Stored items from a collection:
------

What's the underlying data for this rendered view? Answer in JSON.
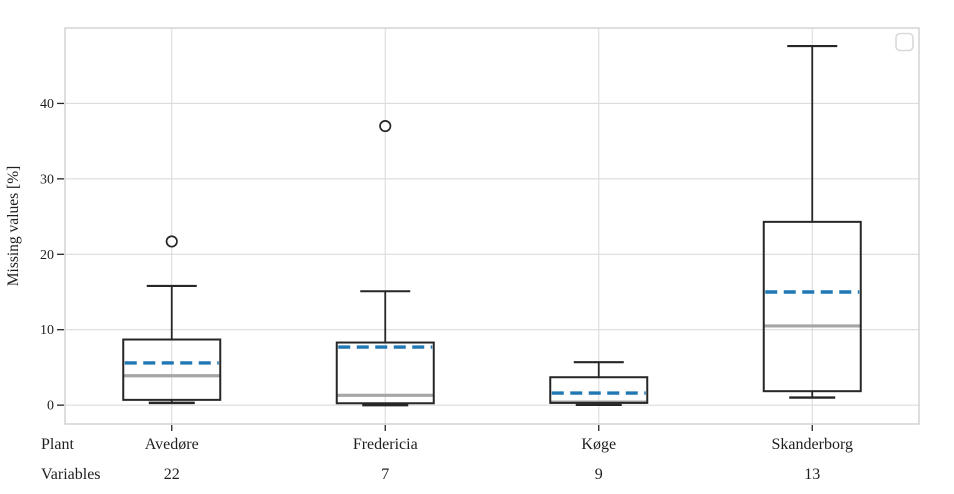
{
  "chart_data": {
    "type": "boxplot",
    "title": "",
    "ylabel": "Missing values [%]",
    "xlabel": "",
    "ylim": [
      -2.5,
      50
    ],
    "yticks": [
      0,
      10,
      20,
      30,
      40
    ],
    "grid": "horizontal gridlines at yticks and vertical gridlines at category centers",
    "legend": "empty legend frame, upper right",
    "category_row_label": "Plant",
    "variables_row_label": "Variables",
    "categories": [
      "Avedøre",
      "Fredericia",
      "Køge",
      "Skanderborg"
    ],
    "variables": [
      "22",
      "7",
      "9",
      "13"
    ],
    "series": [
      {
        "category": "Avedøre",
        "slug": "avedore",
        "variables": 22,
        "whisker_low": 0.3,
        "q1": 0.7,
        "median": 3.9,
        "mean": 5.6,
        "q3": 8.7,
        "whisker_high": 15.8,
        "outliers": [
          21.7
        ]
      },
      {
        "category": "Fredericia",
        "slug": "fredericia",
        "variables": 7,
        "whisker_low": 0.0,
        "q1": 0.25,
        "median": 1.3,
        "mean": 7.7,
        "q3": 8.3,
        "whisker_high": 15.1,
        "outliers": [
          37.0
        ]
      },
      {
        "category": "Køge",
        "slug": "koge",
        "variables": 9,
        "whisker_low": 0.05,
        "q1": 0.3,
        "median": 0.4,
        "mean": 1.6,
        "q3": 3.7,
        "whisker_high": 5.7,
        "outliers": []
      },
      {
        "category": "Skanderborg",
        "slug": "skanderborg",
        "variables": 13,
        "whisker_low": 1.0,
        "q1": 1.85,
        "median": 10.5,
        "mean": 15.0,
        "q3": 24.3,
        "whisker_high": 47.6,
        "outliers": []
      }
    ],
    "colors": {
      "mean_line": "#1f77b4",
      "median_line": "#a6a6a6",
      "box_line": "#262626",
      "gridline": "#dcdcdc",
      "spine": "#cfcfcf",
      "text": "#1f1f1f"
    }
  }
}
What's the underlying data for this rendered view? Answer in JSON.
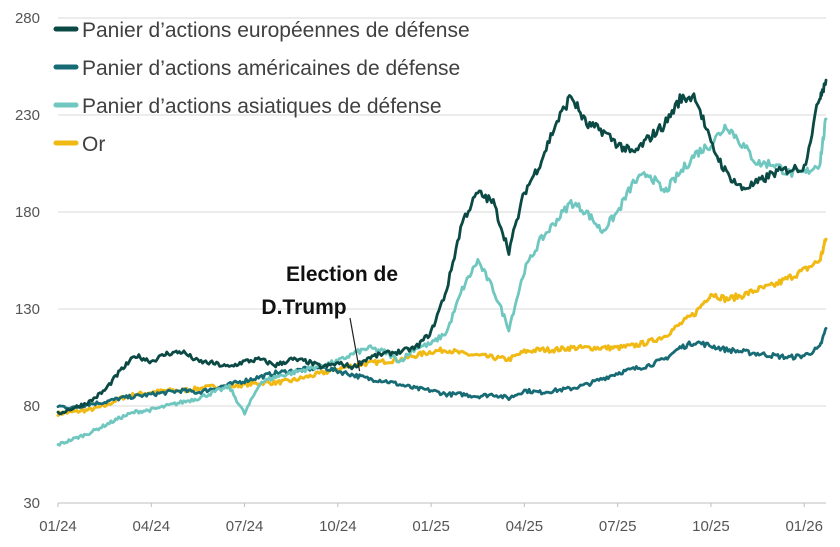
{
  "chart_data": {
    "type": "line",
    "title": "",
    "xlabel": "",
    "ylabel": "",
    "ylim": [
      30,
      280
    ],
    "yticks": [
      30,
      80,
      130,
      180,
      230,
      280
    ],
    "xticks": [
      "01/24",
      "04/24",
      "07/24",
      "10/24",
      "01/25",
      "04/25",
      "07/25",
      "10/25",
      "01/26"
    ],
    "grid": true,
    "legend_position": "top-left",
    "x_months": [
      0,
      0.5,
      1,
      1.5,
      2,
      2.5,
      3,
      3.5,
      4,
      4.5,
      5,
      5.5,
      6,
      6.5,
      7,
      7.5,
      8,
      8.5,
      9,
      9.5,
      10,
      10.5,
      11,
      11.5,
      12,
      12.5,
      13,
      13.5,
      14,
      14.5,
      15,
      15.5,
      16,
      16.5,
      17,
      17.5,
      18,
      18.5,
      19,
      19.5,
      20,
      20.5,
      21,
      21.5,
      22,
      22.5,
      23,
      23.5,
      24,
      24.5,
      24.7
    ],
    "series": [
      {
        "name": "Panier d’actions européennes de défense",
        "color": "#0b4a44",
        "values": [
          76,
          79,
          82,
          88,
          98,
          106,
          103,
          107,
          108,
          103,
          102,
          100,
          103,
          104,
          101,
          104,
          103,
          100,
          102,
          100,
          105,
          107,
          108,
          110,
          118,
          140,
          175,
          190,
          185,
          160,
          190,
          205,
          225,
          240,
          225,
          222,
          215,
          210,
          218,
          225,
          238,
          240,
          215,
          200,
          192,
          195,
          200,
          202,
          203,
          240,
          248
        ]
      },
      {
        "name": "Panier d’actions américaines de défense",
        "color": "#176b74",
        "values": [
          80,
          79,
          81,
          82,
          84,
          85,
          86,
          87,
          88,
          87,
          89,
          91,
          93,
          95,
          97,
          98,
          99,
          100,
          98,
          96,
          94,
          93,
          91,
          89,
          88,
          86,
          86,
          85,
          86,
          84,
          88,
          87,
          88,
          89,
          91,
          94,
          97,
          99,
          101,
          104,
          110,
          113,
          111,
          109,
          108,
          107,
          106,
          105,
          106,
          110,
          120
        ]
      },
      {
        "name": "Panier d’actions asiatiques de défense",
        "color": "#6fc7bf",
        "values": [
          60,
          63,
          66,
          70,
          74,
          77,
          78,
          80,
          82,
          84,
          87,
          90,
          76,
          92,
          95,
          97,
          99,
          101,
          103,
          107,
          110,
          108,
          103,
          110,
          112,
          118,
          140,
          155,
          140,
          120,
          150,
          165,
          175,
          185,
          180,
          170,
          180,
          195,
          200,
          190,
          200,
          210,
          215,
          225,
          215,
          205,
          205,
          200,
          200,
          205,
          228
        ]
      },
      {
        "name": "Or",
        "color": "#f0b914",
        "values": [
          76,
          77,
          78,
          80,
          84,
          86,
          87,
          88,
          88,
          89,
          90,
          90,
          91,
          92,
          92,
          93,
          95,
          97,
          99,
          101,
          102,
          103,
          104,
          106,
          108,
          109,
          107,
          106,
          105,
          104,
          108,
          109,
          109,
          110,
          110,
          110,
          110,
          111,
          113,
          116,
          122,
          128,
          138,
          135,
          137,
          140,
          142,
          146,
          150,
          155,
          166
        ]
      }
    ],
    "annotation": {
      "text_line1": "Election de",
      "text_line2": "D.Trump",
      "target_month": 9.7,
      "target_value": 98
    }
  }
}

------

Exercise instructions: Find each line holding the word "Panier" and copy it.

Written reply:
        "name": "Panier d’actions européennes de défense",
        "name": "Panier d’actions américaines de défense",
        "name": "Panier d’actions asiatiques de défense",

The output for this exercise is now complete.